- Verilen metin
=-=-=-=-=

Her şey uzun zaman tartışmayı başından hükümsüz kılacak kadar net görünüyordu. Esmer gölgelerdi tekinsiz olanlar, hele uzak diyarlardan, baharat tüten adalardan, ezan sesi yankılanan  vahalardan geliyorlarsa. Beyaz Gölge basketbol oynar, Siyah Gölge Amsterdam sokaklarında güpegündüz uyuşturucu pazarlar. Tahran’da devam ettiğim Kişh Dil Enstitüsü’ndeki İngilizce hocalarımdan biri, “Avrupa’ya gittiğimde Yahudi olduğumu söylüyorum” diyordu. Esmer Yahudi’ye yönelik öfke, Celine metinlerinin estetik eleğinden geçerken “karakalabalık Müslümanı” na dönüştü.  Ne renk örtülürse örtülsün başörtüsü kurum karası, mavi gözlü Müslüman Bosnalı ise esmer mi esmer.

Kötü ve karanlık olan her zamankinden daha çok göçmendir ulus devlet sınırlarının aşılmasını zora koşan şimdiki zamanda, hele Müslümansa; yaydığı tehditlere karşı yerli ahaliyi korku ve vehimlere boğan da o… Kolonyalist seferlerin yerlerinden yurtlarından ettiği insanlar şimdi çalınan ekmeklerinin peşinde bir zengin sahile ulaşmaya çalışıyorlar, boğulma tehlikesini göze alarak. O kadar daralıyor ki ekmeğin zemini, kapısı lehimlenecek bir konteynir içine mesela kırk dört kişi sığmaya çalışıyor.  Bu adı konulmamış  bir nüfus seyrelmesi yolculuğu, karşı sahile kaç ceset vuracak acaba…

Patlayacak silahların hedefleri kim olacak, edebiyat ve deneme metinleri çoktandır işaretlerini bulguluyordu.  Postkolonyalist edebiyat eleştirmenleri,  klasikleşmiş ustaların ötekiliğin tecessümü olduğu anlaşılan örtük kahramanlarını yeniden tanımaya çalıştılar.  Aklıma önce bir roman kahramanı, ardından bir yazar geliyor. Heathcliff ve (oğul) Dumas.

=-=-=-=-=

- İstenen
Yukarıdaki metinle şu ifadeler uyuşuyor mu? Her birine evet ya da hayır deyip kararı belirleyen sözleri metinden aynen alıntılar mısınız?
1. Metinde anılan İngilizce hocası, Avrupa'ya gittiğinde Yahudi olduğunu söylediğini anlatıyordu.
2. Metne göre Amsterdam sokaklarında güpegündüz uyuşturucu pazarlayan, Beyaz Gölge'dir.
3. Metinde konuşan kişinin aklına önce bir yazar, ardından bir roman kahramanı geliyor.

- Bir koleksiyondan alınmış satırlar
=-=-=-=-=

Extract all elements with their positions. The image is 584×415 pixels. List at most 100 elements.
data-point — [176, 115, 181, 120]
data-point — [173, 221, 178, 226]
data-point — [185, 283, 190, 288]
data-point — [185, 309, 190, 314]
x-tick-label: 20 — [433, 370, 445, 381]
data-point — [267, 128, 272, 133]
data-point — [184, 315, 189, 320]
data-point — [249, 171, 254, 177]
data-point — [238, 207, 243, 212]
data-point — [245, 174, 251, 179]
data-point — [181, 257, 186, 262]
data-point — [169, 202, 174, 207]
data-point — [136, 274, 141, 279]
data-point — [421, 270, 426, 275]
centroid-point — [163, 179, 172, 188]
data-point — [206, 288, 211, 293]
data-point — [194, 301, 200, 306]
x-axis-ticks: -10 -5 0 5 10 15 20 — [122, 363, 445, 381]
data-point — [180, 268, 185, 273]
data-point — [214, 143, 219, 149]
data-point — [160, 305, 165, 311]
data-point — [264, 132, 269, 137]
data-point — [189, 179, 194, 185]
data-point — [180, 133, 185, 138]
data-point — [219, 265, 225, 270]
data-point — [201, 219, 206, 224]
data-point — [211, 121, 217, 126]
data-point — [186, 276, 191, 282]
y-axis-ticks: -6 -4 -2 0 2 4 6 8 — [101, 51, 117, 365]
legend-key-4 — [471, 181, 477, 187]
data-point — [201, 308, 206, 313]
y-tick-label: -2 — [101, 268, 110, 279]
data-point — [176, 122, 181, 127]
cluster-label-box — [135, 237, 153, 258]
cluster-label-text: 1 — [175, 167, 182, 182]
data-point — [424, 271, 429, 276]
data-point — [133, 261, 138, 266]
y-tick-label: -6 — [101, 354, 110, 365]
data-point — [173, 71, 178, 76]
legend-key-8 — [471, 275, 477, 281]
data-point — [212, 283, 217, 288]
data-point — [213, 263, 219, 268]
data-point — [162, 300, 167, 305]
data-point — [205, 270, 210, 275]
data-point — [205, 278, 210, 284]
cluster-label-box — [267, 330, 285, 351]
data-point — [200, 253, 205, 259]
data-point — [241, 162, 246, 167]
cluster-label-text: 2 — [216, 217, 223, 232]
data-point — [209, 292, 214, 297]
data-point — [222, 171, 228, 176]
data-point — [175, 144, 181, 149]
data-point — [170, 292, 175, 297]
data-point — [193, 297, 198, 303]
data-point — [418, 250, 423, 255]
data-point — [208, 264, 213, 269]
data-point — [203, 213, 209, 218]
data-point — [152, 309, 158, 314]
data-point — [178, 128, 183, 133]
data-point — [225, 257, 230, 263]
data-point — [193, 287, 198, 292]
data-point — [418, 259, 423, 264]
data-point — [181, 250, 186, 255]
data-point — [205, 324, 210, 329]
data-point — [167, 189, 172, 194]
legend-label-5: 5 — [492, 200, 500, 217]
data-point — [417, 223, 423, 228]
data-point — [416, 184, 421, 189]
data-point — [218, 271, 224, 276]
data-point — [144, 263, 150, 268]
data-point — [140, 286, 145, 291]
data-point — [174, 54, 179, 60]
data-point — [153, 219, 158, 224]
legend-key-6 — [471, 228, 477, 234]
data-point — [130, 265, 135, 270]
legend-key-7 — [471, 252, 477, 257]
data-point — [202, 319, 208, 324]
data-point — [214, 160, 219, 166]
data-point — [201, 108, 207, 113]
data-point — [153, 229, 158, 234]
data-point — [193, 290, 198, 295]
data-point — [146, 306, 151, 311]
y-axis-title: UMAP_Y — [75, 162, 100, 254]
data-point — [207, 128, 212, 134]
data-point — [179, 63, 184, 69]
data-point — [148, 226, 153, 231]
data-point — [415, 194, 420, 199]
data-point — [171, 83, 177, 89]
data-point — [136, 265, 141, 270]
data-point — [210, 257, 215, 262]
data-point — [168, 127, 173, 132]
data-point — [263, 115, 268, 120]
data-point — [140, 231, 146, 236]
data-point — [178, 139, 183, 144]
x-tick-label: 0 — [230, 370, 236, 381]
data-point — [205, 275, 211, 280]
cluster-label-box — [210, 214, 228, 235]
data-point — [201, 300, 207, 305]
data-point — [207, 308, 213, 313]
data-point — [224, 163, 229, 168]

=-=-=-=-=

- Yanıt
1. Evet: "Avrupa’ya gittiğimde Yahudi olduğumu söylüyorum"
2. Hayır: "Beyaz Gölge basketbol oynar, Siyah Gölge Amsterdam sokaklarında güpegündüz uyuşturucu pazarlar."
3. Hayır: "Aklıma önce bir roman kahramanı, ardından bir yazar geliyor."